Written instruction
Extract from the listing each line in which the word "Bloomberg" appears.

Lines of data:
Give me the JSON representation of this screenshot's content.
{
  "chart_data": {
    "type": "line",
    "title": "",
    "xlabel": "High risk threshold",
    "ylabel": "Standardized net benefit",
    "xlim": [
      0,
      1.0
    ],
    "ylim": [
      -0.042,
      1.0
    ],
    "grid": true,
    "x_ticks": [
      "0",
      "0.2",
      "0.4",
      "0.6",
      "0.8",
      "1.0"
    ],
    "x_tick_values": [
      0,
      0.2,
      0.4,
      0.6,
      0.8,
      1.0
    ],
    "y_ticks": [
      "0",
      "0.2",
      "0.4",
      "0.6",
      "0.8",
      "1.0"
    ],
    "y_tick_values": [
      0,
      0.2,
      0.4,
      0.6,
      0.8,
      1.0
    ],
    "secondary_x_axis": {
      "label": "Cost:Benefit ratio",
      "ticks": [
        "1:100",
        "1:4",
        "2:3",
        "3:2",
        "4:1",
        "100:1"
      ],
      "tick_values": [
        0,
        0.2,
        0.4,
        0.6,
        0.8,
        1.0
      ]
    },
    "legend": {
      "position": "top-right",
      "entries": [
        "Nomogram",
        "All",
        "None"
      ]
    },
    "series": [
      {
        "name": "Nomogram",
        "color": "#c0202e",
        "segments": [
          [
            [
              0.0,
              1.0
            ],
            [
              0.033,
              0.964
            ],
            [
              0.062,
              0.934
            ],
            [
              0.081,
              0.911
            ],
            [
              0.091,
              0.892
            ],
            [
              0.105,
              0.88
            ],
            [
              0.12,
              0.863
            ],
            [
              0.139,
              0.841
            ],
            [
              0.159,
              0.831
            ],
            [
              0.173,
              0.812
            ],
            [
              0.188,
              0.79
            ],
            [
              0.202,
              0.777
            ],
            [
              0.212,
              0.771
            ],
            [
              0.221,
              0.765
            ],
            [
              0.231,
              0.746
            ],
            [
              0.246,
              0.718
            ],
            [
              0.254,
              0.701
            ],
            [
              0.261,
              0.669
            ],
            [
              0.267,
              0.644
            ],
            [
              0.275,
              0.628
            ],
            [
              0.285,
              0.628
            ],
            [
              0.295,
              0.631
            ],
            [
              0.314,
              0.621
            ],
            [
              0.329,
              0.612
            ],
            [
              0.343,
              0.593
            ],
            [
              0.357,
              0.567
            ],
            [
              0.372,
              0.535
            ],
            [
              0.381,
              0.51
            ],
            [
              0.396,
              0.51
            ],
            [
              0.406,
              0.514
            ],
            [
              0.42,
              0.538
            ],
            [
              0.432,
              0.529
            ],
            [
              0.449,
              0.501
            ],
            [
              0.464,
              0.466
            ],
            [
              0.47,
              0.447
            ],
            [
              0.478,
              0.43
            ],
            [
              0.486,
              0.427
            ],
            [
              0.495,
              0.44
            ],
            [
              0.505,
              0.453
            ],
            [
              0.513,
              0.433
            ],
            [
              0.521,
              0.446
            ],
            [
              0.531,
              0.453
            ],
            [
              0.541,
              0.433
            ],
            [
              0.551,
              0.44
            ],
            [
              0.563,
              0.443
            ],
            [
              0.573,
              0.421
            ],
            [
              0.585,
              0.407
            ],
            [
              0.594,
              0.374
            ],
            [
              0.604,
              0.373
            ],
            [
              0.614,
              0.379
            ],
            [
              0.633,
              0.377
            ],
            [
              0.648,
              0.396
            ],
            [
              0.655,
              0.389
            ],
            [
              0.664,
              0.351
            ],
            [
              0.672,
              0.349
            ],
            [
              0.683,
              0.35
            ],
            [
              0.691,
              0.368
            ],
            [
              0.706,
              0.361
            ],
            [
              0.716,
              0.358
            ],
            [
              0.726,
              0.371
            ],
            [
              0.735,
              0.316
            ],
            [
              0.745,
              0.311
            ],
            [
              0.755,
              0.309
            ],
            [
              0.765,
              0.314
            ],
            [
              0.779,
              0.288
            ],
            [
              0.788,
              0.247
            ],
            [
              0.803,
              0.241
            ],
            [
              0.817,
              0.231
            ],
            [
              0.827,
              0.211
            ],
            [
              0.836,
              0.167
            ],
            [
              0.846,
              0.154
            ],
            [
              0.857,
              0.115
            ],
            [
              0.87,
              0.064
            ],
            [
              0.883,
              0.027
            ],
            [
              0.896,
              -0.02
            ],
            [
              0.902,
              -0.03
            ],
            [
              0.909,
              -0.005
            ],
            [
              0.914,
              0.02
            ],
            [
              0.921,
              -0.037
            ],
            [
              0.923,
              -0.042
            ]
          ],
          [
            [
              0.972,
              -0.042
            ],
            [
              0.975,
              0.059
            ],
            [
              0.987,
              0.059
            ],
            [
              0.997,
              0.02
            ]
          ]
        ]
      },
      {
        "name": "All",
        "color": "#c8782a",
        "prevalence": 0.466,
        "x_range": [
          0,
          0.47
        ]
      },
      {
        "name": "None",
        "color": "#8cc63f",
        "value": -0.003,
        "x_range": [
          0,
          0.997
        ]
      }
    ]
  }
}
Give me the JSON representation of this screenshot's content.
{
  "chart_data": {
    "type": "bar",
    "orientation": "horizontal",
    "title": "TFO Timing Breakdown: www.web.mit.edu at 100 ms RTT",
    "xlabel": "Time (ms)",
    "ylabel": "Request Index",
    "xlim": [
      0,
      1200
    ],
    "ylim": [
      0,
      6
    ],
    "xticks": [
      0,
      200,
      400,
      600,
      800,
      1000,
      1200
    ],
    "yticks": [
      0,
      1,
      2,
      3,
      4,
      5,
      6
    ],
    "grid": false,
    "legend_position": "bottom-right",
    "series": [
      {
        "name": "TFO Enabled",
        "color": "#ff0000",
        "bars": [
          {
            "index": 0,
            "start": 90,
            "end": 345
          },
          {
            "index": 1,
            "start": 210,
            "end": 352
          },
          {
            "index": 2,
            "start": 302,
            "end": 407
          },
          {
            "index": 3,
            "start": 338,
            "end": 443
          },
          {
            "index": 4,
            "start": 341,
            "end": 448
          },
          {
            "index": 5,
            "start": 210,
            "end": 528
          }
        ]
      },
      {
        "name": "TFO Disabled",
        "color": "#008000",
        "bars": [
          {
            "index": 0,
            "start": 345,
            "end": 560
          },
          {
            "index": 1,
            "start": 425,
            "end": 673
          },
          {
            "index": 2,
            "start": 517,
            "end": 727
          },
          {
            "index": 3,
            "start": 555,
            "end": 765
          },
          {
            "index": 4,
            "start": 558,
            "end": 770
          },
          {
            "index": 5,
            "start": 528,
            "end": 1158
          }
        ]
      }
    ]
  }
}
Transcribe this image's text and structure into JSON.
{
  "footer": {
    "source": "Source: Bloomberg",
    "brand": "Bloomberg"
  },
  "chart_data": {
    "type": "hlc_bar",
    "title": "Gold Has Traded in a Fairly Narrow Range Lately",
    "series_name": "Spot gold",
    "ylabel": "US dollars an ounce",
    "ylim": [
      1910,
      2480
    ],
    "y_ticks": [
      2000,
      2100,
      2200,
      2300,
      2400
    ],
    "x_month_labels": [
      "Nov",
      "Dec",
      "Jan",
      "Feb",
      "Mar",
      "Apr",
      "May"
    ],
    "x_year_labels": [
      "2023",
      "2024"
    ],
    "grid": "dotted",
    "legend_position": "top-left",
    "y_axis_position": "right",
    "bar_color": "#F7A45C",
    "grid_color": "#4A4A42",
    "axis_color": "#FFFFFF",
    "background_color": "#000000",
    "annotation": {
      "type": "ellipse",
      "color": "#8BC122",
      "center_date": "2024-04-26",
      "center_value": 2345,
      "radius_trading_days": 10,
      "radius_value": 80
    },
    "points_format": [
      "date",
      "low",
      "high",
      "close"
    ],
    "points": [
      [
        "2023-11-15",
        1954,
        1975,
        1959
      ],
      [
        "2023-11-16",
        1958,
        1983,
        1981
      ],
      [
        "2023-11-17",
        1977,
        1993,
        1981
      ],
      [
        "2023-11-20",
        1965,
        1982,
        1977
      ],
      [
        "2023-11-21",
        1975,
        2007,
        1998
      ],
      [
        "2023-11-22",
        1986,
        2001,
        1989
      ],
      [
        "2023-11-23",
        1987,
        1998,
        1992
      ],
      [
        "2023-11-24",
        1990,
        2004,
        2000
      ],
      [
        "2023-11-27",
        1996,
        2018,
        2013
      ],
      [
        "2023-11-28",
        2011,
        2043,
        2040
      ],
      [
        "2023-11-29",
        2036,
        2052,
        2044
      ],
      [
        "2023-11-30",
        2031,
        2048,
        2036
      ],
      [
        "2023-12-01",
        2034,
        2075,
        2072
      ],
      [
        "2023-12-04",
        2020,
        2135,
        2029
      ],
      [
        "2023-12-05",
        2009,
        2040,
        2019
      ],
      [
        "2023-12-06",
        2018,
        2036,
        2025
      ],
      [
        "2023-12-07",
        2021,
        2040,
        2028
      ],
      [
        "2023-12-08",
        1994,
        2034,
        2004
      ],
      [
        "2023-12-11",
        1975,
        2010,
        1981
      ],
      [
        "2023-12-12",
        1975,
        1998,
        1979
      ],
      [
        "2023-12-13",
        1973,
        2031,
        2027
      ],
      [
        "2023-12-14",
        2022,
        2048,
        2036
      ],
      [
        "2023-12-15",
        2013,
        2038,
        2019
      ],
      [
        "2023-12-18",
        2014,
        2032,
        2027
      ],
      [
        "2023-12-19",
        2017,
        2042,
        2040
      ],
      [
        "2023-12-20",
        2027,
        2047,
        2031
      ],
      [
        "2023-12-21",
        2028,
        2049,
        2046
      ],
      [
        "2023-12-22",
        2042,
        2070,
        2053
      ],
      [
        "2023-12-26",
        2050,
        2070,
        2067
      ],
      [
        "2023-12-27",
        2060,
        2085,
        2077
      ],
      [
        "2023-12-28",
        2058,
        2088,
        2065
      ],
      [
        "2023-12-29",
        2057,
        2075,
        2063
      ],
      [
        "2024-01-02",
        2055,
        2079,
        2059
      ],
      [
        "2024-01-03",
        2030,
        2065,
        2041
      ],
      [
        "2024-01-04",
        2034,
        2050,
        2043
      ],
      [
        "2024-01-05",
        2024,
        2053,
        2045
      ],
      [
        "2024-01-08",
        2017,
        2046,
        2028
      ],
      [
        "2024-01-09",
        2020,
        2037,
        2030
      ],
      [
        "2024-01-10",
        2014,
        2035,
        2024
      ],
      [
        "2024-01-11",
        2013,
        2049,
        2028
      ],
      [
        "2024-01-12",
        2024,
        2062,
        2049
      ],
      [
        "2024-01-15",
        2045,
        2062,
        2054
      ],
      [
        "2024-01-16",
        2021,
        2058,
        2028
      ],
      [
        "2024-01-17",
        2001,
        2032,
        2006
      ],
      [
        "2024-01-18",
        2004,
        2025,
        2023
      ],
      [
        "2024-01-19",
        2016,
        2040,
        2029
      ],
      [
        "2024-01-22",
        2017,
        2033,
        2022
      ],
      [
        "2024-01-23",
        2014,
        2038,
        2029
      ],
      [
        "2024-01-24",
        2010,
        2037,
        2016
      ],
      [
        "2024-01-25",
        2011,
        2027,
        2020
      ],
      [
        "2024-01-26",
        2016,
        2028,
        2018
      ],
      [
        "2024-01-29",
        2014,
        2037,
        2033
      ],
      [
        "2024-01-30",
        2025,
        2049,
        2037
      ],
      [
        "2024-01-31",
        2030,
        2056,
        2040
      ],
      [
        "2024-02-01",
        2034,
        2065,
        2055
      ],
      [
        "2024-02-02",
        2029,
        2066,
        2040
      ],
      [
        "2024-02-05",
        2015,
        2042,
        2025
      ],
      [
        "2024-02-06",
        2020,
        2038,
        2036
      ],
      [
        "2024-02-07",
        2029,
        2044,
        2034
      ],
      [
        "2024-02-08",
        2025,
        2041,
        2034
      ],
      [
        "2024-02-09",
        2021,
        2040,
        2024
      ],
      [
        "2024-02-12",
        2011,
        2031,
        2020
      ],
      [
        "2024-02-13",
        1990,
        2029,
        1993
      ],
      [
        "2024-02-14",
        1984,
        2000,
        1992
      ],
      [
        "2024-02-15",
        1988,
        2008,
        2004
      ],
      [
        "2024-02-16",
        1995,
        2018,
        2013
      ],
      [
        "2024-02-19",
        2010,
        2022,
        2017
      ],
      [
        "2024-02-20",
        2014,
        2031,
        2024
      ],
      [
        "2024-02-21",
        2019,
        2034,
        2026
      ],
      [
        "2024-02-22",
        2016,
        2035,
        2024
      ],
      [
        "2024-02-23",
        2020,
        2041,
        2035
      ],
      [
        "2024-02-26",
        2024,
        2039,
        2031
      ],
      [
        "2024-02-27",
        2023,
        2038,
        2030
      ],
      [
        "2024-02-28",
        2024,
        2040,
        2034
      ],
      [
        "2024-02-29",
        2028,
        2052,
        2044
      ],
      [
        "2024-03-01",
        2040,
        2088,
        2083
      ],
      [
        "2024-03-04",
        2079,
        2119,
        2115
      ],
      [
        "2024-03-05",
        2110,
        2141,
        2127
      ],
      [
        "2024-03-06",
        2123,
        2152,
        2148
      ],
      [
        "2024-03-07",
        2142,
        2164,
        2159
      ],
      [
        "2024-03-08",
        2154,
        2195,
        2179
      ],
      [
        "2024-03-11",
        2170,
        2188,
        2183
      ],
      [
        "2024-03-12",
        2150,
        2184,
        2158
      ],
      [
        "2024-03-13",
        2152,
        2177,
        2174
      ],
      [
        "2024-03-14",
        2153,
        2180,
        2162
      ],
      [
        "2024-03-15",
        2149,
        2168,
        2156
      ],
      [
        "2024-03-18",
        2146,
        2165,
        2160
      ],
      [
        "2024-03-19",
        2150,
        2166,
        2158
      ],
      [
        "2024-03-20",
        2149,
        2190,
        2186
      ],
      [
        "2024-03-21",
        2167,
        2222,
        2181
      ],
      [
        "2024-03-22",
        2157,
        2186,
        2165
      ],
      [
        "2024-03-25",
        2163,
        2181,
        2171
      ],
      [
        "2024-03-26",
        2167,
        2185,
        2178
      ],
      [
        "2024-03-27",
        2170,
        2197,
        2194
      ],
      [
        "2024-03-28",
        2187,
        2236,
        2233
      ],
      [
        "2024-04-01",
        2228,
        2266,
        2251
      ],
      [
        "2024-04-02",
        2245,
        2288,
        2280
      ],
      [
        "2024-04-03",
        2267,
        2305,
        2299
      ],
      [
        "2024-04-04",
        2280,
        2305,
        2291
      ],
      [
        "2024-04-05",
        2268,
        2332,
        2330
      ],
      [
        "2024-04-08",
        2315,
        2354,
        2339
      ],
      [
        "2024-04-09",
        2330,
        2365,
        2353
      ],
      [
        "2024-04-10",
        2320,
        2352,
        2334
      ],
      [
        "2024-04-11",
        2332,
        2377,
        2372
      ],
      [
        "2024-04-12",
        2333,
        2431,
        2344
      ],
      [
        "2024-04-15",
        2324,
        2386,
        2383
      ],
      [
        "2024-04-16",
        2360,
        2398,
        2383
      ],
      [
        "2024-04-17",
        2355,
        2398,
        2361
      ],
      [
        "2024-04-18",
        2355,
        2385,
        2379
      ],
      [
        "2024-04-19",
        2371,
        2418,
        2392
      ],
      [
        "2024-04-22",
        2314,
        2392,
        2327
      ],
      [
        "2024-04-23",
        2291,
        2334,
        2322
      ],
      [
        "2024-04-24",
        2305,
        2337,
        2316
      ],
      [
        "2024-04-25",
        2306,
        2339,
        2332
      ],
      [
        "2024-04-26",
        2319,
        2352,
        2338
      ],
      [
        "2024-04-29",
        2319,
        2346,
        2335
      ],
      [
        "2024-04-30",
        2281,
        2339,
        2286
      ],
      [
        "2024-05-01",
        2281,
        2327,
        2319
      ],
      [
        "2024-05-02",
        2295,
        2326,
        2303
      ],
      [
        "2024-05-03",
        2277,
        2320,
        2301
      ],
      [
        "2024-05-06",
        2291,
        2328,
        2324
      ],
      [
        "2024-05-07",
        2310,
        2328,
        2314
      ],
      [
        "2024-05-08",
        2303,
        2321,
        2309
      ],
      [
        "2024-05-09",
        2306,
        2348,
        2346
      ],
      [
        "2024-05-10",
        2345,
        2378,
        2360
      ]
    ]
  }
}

Output of the task
    "source": "Source: Bloomberg",
    "brand": "Bloomberg"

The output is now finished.